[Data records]
-*-*-
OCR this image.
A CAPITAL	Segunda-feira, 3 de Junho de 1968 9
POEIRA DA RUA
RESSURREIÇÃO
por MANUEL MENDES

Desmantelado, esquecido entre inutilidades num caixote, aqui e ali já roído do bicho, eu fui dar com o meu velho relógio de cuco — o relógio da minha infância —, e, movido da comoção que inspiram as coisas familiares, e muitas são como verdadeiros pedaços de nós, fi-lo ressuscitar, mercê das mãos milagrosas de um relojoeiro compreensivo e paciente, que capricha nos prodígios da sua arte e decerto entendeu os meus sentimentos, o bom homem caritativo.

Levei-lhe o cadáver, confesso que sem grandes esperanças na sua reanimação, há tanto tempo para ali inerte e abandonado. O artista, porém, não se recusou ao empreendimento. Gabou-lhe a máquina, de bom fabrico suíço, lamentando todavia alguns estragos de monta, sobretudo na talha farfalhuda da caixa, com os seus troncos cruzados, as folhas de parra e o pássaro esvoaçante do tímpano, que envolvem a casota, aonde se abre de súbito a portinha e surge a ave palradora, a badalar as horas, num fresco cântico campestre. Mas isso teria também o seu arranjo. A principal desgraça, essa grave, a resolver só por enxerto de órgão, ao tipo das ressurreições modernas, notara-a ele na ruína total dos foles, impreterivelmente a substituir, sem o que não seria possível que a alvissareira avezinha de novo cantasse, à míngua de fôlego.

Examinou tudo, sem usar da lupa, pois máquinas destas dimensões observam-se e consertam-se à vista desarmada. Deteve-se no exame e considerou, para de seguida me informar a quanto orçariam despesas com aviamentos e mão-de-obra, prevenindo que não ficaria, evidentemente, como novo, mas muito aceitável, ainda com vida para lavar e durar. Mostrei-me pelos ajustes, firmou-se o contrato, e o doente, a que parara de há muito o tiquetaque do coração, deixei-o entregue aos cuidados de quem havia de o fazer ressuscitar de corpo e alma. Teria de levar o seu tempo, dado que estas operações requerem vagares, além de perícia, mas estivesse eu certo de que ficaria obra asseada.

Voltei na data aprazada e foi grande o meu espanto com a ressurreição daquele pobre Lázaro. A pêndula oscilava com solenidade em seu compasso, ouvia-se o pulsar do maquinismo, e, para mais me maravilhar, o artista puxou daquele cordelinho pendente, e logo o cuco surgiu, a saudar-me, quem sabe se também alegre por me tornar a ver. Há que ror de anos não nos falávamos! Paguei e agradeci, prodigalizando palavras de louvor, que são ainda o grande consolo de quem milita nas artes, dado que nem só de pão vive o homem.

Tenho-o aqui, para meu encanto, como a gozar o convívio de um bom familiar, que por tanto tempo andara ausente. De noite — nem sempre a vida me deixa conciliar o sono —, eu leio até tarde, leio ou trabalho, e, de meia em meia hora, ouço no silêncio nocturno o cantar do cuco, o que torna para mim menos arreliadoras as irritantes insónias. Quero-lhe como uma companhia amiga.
-*-*-
The task
List every line above that holds the word "cuco".

Answer to this exercise
Desmantelado, esquecido entre inutilidades num caixote, aqui e ali já roído do bicho, eu fui dar com o meu velho relógio de cuco — o relógio da minha infância —, e, movido da comoção que inspiram as coisas familiares, e muitas são como verdadeiros pedaços de nós, fi-lo ressuscitar, mercê das mãos milagrosas de um relojoeiro compreensivo e paciente, que capricha nos prodígios da sua arte e decerto entendeu os meus sentimentos, o bom homem caritativo.
Voltei na data aprazada e foi grande o meu espanto com a ressurreição daquele pobre Lázaro. A pêndula oscilava com solenidade em seu compasso, ouvia-se o pulsar do maquinismo, e, para mais me maravilhar, o artista puxou daquele cordelinho pendente, e logo o cuco surgiu, a saudar-me, quem sabe se também alegre por me tornar a ver. Há que ror de anos não nos falávamos! Paguei e agradeci, prodigalizando palavras de louvor, que são ainda o grande consolo de quem milita nas artes, dado que nem só de pão vive o homem.
Tenho-o aqui, para meu encanto, como a gozar o convívio de um bom familiar, que por tanto tempo andara ausente. De noite — nem sempre a vida me deixa conciliar o sono —, eu leio até tarde, leio ou trabalho, e, de meia em meia hora, ouço no silêncio nocturno o cantar do cuco, o que torna para mim menos arreliadoras as irritantes insónias. Quero-lhe como uma companhia amiga.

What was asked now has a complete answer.